-------- DATA SECTION
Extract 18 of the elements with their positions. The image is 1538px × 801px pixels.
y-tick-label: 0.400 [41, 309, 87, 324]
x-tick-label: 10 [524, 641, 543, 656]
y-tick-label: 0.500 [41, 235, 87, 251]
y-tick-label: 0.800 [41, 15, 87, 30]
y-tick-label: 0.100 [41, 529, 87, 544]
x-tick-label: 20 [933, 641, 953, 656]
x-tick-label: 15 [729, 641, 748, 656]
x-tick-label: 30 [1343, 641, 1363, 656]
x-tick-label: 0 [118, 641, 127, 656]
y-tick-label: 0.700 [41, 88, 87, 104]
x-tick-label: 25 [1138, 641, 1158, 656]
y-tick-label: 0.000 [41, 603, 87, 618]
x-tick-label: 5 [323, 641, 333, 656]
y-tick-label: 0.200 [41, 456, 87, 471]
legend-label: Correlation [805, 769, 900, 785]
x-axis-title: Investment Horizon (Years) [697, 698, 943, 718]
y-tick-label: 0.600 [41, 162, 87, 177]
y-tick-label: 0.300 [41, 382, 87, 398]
----------------
• _TASK OBJECTIVE_: Reproduce every row above verbatim, without changing a single character.

• _ANSWER FOR THIS EXERCISE_:
Extract 18 of the elements with their positions. The image is 1538px × 801px pixels.
y-tick-label: 0.400 [41, 309, 87, 324]
x-tick-label: 10 [524, 641, 543, 656]
y-tick-label: 0.500 [41, 235, 87, 251]
y-tick-label: 0.800 [41, 15, 87, 30]
y-tick-label: 0.100 [41, 529, 87, 544]
x-tick-label: 20 [933, 641, 953, 656]
x-tick-label: 15 [729, 641, 748, 656]
x-tick-label: 30 [1343, 641, 1363, 656]
x-tick-label: 0 [118, 641, 127, 656]
y-tick-label: 0.700 [41, 88, 87, 104]
x-tick-label: 25 [1138, 641, 1158, 656]
y-tick-label: 0.000 [41, 603, 87, 618]
x-tick-label: 5 [323, 641, 333, 656]
y-tick-label: 0.200 [41, 456, 87, 471]
legend-label: Correlation [805, 769, 900, 785]
x-axis-title: Investment Horizon (Years) [697, 698, 943, 718]
y-tick-label: 0.600 [41, 162, 87, 177]
y-tick-label: 0.300 [41, 382, 87, 398]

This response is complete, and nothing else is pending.